Give every line from the entries that contains "conuerti".

Data provided
┏━━

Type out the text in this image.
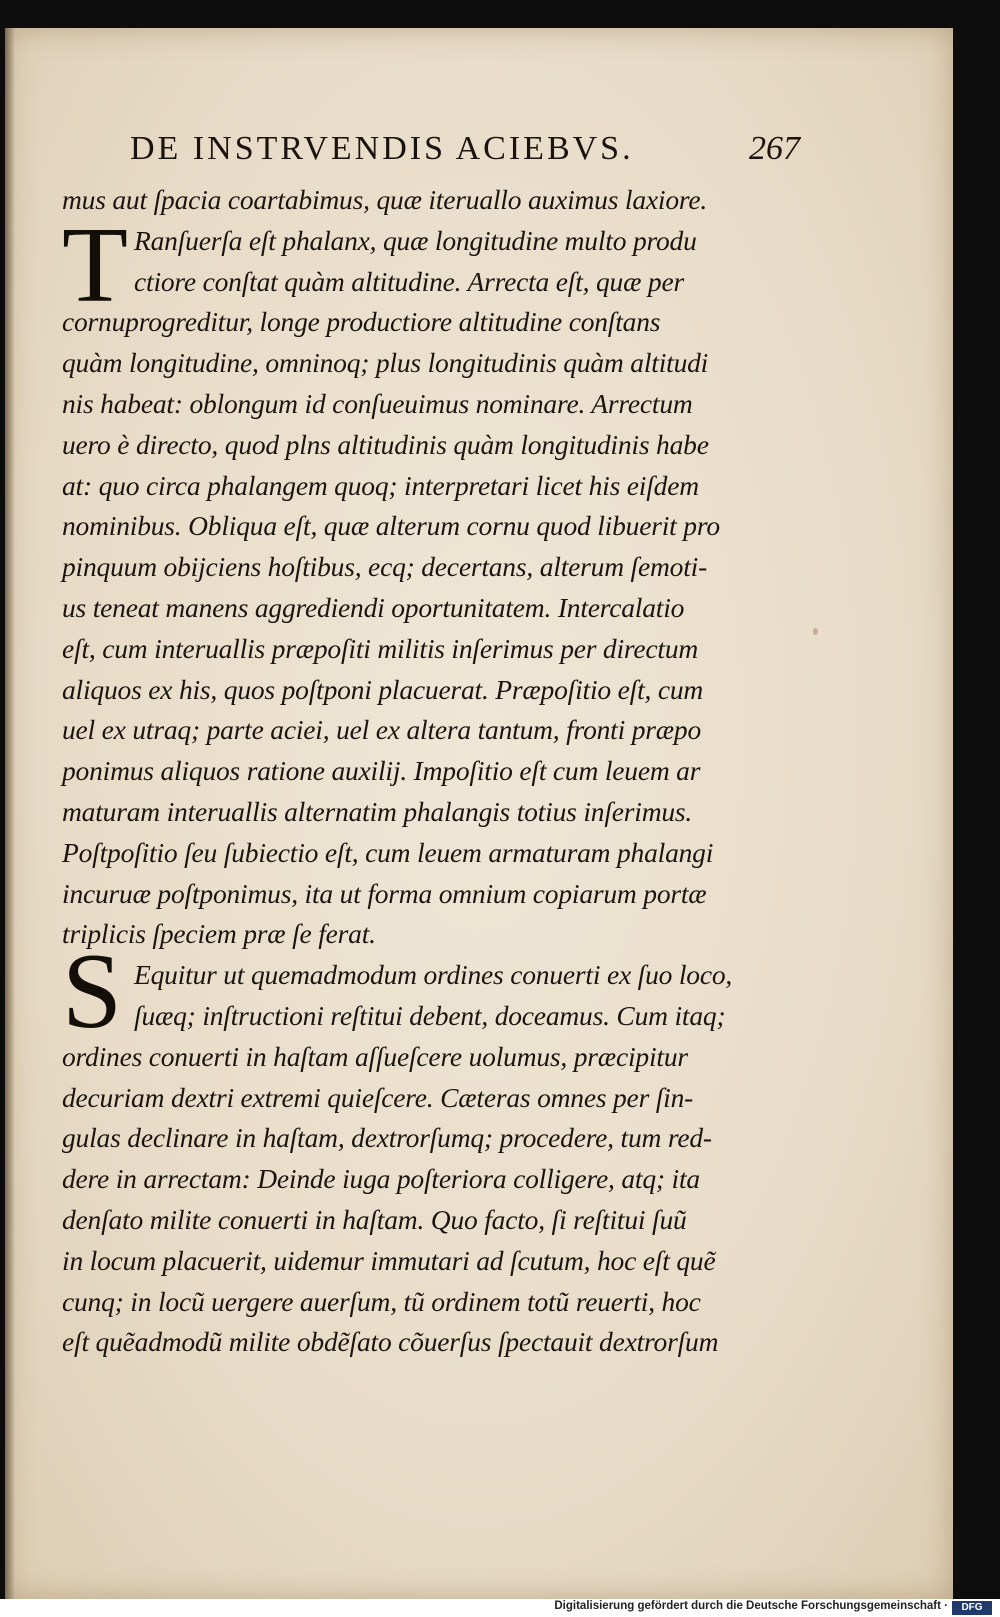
DE INSTRVENDIS ACIEBVS.	267
T
S
mus aut ſpacia coartabimus, quæ iteruallo auximus laxiore.
Ranſuerſa eſt phalanx, quæ longitudine multo produ
ctiore conſtat quàm altitudine. Arrecta eſt, quæ per
cornuprogreditur, longe productiore altitudine conſtans
quàm longitudine, omninoq; plus longitudinis quàm altitudi
nis habeat: oblongum id conſueuimus nominare. Arrectum
uero è directo, quod plns altitudinis quàm longitudinis habe
at: quo circa phalangem quoq; interpretari licet his eiſdem
nominibus. Obliqua eſt, quæ alterum cornu quod libuerit pro
pinquum obijciens hoſtibus, ecq; decertans, alterum ſemoti-
us teneat manens aggrediendi oportunitatem. Intercalatio
eſt, cum interuallis præpoſiti militis inſerimus per directum
aliquos ex his, quos poſtponi placuerat. Præpoſitio eſt, cum
uel ex utraq; parte aciei, uel ex altera tantum, fronti præpo
ponimus aliquos ratione auxilij. Impoſitio eſt cum leuem ar
maturam interuallis alternatim phalangis totius inſerimus.
Poſtpoſitio ſeu ſubiectio eſt, cum leuem armaturam phalangi
incuruæ poſtponimus, ita ut forma omnium copiarum portæ
triplicis ſpeciem præ ſe ferat.
Equitur ut quemadmodum ordines conuerti ex ſuo loco,
ſuæq; inſtructioni reſtitui debent, doceamus. Cum itaq;
ordines conuerti in haſtam aſſueſcere uolumus, præcipitur
decuriam dextri extremi quieſcere. Cæteras omnes per ſin-
gulas declinare in haſtam, dextrorſumq; procedere, tum red-
dere in arrectam: Deinde iuga poſteriora colligere, atq; ita
denſato milite conuerti in haſtam. Quo facto, ſi reſtitui ſuũ
in locum placuerit, uidemur immutari ad ſcutum, hoc eſt quẽ
cunq; in locũ uergere auerſum, tũ ordinem totũ reuerti, hoc
eſt quẽadmodũ milite obdẽſato cõuerſus ſpectauit dextrorſum
Digitalisierung gefördert durch die Deutsche Forschungsgemeinschaft ·	DFG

┗━━

Right answer
Equitur ut quemadmodum ordines conuerti ex ſuo loco,
ordines conuerti in haſtam aſſueſcere uolumus, præcipitur
denſato milite conuerti in haſtam. Quo facto, ſi reſtitui ſuũ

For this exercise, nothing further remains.